[Collected data entries]
==============================

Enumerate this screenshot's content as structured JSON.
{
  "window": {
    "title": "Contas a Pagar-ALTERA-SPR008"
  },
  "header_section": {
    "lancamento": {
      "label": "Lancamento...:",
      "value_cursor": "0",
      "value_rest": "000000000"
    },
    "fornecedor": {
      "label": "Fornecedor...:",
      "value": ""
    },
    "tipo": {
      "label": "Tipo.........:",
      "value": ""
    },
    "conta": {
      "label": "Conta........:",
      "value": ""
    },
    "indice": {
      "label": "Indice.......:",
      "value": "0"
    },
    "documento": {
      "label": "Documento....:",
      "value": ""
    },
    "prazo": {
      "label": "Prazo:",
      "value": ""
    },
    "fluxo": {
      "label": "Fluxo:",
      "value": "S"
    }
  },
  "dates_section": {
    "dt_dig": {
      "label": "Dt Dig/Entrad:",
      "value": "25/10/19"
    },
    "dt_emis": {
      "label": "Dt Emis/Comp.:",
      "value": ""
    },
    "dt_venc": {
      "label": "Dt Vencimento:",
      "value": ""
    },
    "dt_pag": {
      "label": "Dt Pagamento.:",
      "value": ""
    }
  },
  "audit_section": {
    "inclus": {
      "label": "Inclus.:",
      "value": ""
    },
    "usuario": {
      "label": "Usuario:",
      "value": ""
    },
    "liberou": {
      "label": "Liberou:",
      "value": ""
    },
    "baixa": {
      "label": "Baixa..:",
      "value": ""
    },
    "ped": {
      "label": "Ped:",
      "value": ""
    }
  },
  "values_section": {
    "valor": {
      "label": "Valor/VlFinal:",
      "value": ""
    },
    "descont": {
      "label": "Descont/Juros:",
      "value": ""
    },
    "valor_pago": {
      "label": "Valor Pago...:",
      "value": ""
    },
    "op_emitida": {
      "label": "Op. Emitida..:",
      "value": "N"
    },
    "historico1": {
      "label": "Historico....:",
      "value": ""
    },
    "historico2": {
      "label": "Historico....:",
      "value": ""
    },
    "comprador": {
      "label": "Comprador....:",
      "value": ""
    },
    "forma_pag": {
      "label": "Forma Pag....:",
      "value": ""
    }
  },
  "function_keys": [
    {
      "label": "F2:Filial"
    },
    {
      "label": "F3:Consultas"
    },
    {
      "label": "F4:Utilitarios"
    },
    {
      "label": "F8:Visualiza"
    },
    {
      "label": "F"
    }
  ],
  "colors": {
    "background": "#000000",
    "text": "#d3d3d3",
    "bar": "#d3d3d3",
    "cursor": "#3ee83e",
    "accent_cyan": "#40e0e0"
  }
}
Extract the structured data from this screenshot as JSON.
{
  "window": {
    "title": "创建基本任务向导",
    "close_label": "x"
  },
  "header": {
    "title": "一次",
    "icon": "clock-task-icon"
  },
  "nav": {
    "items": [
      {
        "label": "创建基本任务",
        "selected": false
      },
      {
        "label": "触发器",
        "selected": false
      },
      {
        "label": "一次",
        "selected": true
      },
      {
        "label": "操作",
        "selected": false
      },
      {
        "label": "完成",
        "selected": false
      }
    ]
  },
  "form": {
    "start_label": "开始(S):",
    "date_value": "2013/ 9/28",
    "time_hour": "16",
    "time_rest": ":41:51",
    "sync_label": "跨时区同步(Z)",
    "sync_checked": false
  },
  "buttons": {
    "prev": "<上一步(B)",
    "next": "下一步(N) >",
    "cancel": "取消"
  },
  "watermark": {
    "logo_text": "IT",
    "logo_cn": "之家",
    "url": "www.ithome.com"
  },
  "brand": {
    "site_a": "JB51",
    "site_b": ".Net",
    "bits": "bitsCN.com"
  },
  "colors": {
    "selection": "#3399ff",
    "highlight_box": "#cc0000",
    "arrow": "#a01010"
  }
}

==============================

■ SHORT PROBLEM ■
Reproduce the full listing above, character for character.

■ REPLY ■
Enumerate this screenshot's content as structured JSON.
{
  "window": {
    "title": "Contas a Pagar-ALTERA-SPR008"
  },
  "header_section": {
    "lancamento": {
      "label": "Lancamento...:",
      "value_cursor": "0",
      "value_rest": "000000000"
    },
    "fornecedor": {
      "label": "Fornecedor...:",
      "value": ""
    },
    "tipo": {
      "label": "Tipo.........:",
      "value": ""
    },
    "conta": {
      "label": "Conta........:",
      "value": ""
    },
    "indice": {
      "label": "Indice.......:",
      "value": "0"
    },
    "documento": {
      "label": "Documento....:",
      "value": ""
    },
    "prazo": {
      "label": "Prazo:",
      "value": ""
    },
    "fluxo": {
      "label": "Fluxo:",
      "value": "S"
    }
  },
  "dates_section": {
    "dt_dig": {
      "label": "Dt Dig/Entrad:",
      "value": "25/10/19"
    },
    "dt_emis": {
      "label": "Dt Emis/Comp.:",
      "value": ""
    },
    "dt_venc": {
      "label": "Dt Vencimento:",
      "value": ""
    },
    "dt_pag": {
      "label": "Dt Pagamento.:",
      "value": ""
    }
  },
  "audit_section": {
    "inclus": {
      "label": "Inclus.:",
      "value": ""
    },
    "usuario": {
      "label": "Usuario:",
      "value": ""
    },
    "liberou": {
      "label": "Liberou:",
      "value": ""
    },
    "baixa": {
      "label": "Baixa..:",
      "value": ""
    },
    "ped": {
      "label": "Ped:",
      "value": ""
    }
  },
  "values_section": {
    "valor": {
      "label": "Valor/VlFinal:",
      "value": ""
    },
    "descont": {
      "label": "Descont/Juros:",
      "value": ""
    },
    "valor_pago": {
      "label": "Valor Pago...:",
      "value": ""
    },
    "op_emitida": {
      "label": "Op. Emitida..:",
      "value": "N"
    },
    "historico1": {
      "label": "Historico....:",
      "value": ""
    },
    "historico2": {
      "label": "Historico....:",
      "value": ""
    },
    "comprador": {
      "label": "Comprador....:",
      "value": ""
    },
    "forma_pag": {
      "label": "Forma Pag....:",
      "value": ""
    }
  },
  "function_keys": [
    {
      "label": "F2:Filial"
    },
    {
      "label": "F3:Consultas"
    },
    {
      "label": "F4:Utilitarios"
    },
    {
      "label": "F8:Visualiza"
    },
    {
      "label": "F"
    }
  ],
  "colors": {
    "background": "#000000",
    "text": "#d3d3d3",
    "bar": "#d3d3d3",
    "cursor": "#3ee83e",
    "accent_cyan": "#40e0e0"
  }
}
Extract the structured data from this screenshot as JSON.
{
  "window": {
    "title": "创建基本任务向导",
    "close_label": "x"
  },
  "header": {
    "title": "一次",
    "icon": "clock-task-icon"
  },
  "nav": {
    "items": [
      {
        "label": "创建基本任务",
        "selected": false
      },
      {
        "label": "触发器",
        "selected": false
      },
      {
        "label": "一次",
        "selected": true
      },
      {
        "label": "操作",
        "selected": false
      },
      {
        "label": "完成",
        "selected": false
      }
    ]
  },
  "form": {
    "start_label": "开始(S):",
    "date_value": "2013/ 9/28",
    "time_hour": "16",
    "time_rest": ":41:51",
    "sync_label": "跨时区同步(Z)",
    "sync_checked": false
  },
  "buttons": {
    "prev": "<上一步(B)",
    "next": "下一步(N) >",
    "cancel": "取消"
  },
  "watermark": {
    "logo_text": "IT",
    "logo_cn": "之家",
    "url": "www.ithome.com"
  },
  "brand": {
    "site_a": "JB51",
    "site_b": ".Net",
    "bits": "bitsCN.com"
  },
  "colors": {
    "selection": "#3399ff",
    "highlight_box": "#cc0000",
    "arrow": "#a01010"
  }
}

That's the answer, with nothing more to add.